Provided records:

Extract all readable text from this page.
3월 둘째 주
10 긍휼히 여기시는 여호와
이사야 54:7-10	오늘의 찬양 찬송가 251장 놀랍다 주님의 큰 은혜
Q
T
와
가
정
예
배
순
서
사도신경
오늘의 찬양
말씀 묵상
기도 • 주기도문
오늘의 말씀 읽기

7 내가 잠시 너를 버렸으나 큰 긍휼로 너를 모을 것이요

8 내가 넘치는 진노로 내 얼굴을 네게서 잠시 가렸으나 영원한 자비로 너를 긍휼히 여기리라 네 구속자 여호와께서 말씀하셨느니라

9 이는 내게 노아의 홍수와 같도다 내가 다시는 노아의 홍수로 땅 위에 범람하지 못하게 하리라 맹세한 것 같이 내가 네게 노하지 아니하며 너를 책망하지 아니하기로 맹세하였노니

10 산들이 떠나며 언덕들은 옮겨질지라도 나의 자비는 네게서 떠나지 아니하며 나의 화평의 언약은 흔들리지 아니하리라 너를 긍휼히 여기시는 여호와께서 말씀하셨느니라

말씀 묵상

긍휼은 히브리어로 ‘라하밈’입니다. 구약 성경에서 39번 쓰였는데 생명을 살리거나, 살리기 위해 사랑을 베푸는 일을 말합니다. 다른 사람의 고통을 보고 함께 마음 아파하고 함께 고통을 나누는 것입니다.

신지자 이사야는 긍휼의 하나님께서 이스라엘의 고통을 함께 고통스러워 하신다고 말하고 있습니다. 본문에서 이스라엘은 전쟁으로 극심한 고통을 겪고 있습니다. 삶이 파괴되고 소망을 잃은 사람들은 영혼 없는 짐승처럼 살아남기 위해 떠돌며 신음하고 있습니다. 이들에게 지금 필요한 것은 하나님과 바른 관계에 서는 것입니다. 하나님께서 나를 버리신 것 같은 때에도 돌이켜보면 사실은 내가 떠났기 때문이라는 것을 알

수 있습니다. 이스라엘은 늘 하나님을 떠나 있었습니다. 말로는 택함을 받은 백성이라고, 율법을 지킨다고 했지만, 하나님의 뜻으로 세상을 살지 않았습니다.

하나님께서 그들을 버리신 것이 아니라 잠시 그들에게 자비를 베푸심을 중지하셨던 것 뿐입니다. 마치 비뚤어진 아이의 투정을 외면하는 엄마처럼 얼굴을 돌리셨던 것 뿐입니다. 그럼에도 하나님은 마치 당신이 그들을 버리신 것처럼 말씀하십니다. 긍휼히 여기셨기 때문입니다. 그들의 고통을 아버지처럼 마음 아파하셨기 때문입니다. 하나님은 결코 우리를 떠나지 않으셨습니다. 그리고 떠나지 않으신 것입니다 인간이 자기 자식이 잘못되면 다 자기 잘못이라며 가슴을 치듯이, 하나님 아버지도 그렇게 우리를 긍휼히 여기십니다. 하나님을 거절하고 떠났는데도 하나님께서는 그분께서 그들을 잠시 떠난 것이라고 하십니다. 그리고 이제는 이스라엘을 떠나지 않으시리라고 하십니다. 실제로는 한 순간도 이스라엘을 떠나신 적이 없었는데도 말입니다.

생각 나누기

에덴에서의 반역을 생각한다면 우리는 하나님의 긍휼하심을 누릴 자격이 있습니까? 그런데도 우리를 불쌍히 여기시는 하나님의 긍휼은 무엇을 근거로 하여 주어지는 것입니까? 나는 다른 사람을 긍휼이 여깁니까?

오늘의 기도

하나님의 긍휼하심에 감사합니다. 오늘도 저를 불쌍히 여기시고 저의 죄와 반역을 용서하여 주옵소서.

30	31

Exercise requirements:
Output the records verbatim, from the first line to the last.

Written answer:
Extract all readable text from this page.
3월 둘째 주
10 긍휼히 여기시는 여호와
이사야 54:7-10	오늘의 찬양 찬송가 251장 놀랍다 주님의 큰 은혜
Q
T
와
가
정
예
배
순
서
사도신경
오늘의 찬양
말씀 묵상
기도 • 주기도문
오늘의 말씀 읽기

7 내가 잠시 너를 버렸으나 큰 긍휼로 너를 모을 것이요

8 내가 넘치는 진노로 내 얼굴을 네게서 잠시 가렸으나 영원한 자비로 너를 긍휼히 여기리라 네 구속자 여호와께서 말씀하셨느니라

9 이는 내게 노아의 홍수와 같도다 내가 다시는 노아의 홍수로 땅 위에 범람하지 못하게 하리라 맹세한 것 같이 내가 네게 노하지 아니하며 너를 책망하지 아니하기로 맹세하였노니

10 산들이 떠나며 언덕들은 옮겨질지라도 나의 자비는 네게서 떠나지 아니하며 나의 화평의 언약은 흔들리지 아니하리라 너를 긍휼히 여기시는 여호와께서 말씀하셨느니라

말씀 묵상

긍휼은 히브리어로 ‘라하밈’입니다. 구약 성경에서 39번 쓰였는데 생명을 살리거나, 살리기 위해 사랑을 베푸는 일을 말합니다. 다른 사람의 고통을 보고 함께 마음 아파하고 함께 고통을 나누는 것입니다.

신지자 이사야는 긍휼의 하나님께서 이스라엘의 고통을 함께 고통스러워 하신다고 말하고 있습니다. 본문에서 이스라엘은 전쟁으로 극심한 고통을 겪고 있습니다. 삶이 파괴되고 소망을 잃은 사람들은 영혼 없는 짐승처럼 살아남기 위해 떠돌며 신음하고 있습니다. 이들에게 지금 필요한 것은 하나님과 바른 관계에 서는 것입니다. 하나님께서 나를 버리신 것 같은 때에도 돌이켜보면 사실은 내가 떠났기 때문이라는 것을 알

수 있습니다. 이스라엘은 늘 하나님을 떠나 있었습니다. 말로는 택함을 받은 백성이라고, 율법을 지킨다고 했지만, 하나님의 뜻으로 세상을 살지 않았습니다.

하나님께서 그들을 버리신 것이 아니라 잠시 그들에게 자비를 베푸심을 중지하셨던 것 뿐입니다. 마치 비뚤어진 아이의 투정을 외면하는 엄마처럼 얼굴을 돌리셨던 것 뿐입니다. 그럼에도 하나님은 마치 당신이 그들을 버리신 것처럼 말씀하십니다. 긍휼히 여기셨기 때문입니다. 그들의 고통을 아버지처럼 마음 아파하셨기 때문입니다. 하나님은 결코 우리를 떠나지 않으셨습니다. 그리고 떠나지 않으신 것입니다 인간이 자기 자식이 잘못되면 다 자기 잘못이라며 가슴을 치듯이, 하나님 아버지도 그렇게 우리를 긍휼히 여기십니다. 하나님을 거절하고 떠났는데도 하나님께서는 그분께서 그들을 잠시 떠난 것이라고 하십니다. 그리고 이제는 이스라엘을 떠나지 않으시리라고 하십니다. 실제로는 한 순간도 이스라엘을 떠나신 적이 없었는데도 말입니다.

생각 나누기

에덴에서의 반역을 생각한다면 우리는 하나님의 긍휼하심을 누릴 자격이 있습니까? 그런데도 우리를 불쌍히 여기시는 하나님의 긍휼은 무엇을 근거로 하여 주어지는 것입니까? 나는 다른 사람을 긍휼이 여깁니까?

오늘의 기도

하나님의 긍휼하심에 감사합니다. 오늘도 저를 불쌍히 여기시고 저의 죄와 반역을 용서하여 주옵소서.

30	31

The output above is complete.